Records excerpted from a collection

========

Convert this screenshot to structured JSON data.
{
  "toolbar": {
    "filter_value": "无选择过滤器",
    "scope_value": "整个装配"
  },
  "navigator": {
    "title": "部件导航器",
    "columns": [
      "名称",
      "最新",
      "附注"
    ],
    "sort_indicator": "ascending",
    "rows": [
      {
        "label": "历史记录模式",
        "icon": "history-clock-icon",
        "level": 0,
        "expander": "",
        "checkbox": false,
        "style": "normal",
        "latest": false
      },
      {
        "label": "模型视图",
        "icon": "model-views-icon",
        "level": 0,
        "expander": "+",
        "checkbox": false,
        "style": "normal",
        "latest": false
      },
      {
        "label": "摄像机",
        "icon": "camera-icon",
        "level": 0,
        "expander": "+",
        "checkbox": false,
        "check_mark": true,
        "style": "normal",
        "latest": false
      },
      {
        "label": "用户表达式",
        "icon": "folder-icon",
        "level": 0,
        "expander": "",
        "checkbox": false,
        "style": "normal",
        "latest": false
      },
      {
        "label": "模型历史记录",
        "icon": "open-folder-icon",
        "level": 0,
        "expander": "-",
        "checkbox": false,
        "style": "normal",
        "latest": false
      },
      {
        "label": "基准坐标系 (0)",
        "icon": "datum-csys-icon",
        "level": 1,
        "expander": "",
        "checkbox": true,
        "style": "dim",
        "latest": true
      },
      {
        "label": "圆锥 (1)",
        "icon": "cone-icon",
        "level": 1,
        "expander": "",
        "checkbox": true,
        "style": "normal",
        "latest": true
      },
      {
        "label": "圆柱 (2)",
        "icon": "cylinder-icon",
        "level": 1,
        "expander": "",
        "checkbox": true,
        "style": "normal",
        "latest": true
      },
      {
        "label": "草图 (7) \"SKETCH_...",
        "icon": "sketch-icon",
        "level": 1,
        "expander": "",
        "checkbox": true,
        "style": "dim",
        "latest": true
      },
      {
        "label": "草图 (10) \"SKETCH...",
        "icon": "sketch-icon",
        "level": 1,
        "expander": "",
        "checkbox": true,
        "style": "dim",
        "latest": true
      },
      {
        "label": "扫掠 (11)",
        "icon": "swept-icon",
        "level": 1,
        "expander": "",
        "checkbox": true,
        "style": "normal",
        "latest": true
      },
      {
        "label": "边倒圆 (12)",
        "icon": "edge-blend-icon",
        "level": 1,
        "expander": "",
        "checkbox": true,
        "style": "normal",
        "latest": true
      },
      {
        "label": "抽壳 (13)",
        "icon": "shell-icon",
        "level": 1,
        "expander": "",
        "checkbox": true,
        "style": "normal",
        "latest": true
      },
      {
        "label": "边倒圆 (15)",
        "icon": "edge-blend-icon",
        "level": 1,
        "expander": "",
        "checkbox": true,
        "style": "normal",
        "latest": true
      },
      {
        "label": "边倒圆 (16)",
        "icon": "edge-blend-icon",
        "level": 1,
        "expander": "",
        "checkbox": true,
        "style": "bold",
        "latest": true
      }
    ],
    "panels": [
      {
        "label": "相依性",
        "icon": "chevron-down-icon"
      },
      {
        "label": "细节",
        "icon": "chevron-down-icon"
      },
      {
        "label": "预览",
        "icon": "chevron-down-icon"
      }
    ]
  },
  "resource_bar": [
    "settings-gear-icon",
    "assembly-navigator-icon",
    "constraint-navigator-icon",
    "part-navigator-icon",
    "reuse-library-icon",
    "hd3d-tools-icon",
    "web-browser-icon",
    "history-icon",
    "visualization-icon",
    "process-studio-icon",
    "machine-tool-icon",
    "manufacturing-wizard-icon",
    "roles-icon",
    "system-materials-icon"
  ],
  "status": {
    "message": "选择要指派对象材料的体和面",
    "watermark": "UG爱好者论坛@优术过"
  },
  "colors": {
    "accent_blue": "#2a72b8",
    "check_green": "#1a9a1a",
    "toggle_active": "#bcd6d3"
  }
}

========

TASK OBJECTIVE
Copy every line of the data that holds the string "navigator".

WORKED ANSWER
  "navigator": {
    "assembly-navigator-icon",
    "constraint-navigator-icon",
    "part-navigator-icon",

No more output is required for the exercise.